→ **Prompt 1**: Put the records, from their first line through the line containing "39, 294, 57]", into a numbered list with blank lines left out.

→ **Text extract**:
[start]

USA-272, or Wideband Global SATCOM 8 (WGS-8) is a United States military communications satellite operated by the United States Air Force as part of the Wideband Global SATCOM programme. Launched in 2016, it was the eighth WGS satellite to reach orbit. It is stationed at a longitude of 135° West, in geostationary orbit. WGS-8 was procured by the United States Air Force.

Overview 
The WGS system is a constellation of highly capable military communications satellites that leverage cost-effective methods and technological advances in the communications satellite industry. The WGS system is composed of three principal segments: Space Segment (satellites), Control Segment (operators) and Terminal Segment (users). Each WGS satellite provides service in multiple frequency bands, with the unprecedented ability to cross-band between the two frequencies on board the satellite. WGS augments other satellites.

[end]

→ **Exercise materials**:
[start]

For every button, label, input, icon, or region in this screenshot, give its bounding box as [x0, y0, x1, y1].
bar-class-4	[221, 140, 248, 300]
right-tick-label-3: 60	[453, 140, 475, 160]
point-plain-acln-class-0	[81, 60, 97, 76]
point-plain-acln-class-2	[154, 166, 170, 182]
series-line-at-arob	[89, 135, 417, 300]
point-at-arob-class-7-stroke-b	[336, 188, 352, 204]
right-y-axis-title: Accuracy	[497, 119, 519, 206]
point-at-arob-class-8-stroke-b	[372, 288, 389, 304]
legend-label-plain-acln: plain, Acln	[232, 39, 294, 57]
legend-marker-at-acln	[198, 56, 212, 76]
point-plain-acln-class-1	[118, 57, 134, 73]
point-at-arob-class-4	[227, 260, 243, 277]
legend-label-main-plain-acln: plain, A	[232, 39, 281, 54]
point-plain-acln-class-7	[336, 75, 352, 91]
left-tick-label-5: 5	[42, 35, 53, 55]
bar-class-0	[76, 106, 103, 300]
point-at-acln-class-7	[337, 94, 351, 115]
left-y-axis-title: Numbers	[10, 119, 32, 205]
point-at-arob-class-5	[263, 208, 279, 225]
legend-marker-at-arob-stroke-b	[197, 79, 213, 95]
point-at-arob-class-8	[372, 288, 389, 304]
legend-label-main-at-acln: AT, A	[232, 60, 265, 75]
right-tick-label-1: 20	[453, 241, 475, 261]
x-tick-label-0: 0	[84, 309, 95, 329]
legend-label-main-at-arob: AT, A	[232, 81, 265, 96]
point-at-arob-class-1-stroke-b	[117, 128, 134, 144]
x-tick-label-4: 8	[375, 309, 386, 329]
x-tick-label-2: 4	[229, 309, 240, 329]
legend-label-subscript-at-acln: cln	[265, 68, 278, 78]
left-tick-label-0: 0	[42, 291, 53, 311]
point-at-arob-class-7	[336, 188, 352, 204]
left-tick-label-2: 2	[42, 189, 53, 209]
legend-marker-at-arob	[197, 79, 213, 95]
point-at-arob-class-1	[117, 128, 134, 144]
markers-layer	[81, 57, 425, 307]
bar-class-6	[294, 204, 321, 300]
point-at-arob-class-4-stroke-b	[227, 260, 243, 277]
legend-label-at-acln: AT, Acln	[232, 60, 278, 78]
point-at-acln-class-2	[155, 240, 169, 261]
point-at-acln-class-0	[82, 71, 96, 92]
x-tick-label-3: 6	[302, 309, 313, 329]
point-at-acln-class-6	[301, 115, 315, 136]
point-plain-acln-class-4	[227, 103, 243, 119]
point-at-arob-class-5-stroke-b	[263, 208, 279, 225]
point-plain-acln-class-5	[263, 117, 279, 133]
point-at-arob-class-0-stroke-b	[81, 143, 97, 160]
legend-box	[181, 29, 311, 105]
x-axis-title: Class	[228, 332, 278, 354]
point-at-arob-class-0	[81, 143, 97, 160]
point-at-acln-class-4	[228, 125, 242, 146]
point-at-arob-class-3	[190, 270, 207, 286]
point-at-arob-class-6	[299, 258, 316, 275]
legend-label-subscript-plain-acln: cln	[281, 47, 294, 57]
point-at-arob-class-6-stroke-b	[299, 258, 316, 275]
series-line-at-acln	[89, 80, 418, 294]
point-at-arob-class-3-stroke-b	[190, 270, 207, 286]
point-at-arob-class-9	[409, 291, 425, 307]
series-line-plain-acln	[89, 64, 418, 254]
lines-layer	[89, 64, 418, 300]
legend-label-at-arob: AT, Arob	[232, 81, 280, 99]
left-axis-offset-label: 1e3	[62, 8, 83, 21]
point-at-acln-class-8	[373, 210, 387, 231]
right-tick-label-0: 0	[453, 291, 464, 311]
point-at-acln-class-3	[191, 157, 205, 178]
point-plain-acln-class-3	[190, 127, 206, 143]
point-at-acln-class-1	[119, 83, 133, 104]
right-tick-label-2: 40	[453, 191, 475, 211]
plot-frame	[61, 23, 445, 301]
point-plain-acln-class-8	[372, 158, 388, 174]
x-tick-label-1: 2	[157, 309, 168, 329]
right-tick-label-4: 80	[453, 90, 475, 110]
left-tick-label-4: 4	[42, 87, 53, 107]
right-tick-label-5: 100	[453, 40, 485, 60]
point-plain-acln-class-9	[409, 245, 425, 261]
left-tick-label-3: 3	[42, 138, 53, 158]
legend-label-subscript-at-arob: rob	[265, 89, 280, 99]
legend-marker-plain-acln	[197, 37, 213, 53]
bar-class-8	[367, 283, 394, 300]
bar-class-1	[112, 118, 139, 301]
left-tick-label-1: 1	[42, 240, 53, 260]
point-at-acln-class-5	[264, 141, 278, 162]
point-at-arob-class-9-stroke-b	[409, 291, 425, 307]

[end]

→ **Prompt 2**: Using the WGS-8 satellite text, say whether each statement agrees with it: (a) WGS-8 was launched in 2016; (b) the WGS system has four principal segments; (c) WGS-8 is stationed at a longitude of 135° East.

→ **Finished answer 1**:
1. For every button, label, input, icon, or region in this screenshot, give its bounding box as [x0, y0, x1, y1].
2. bar-class-4	[221, 140, 248, 300]
3. right-tick-label-3: 60	[453, 140, 475, 160]
4. point-plain-acln-class-0	[81, 60, 97, 76]
5. point-plain-acln-class-2	[154, 166, 170, 182]
6. series-line-at-arob	[89, 135, 417, 300]
7. point-at-arob-class-7-stroke-b	[336, 188, 352, 204]
8. right-y-axis-title: Accuracy	[497, 119, 519, 206]
9. point-at-arob-class-8-stroke-b	[372, 288, 389, 304]
10. legend-label-plain-acln: plain, Acln	[232, 39, 294, 57]

→ **Finished answer 2**:
(a) Yes: "Launched in 2016, it was the eighth WGS satellite to reach orbit."
(b) No: "The WGS system is composed of three principal segments"
(c) No: "It is stationed at a longitude of 135° West, in geostationary orbit."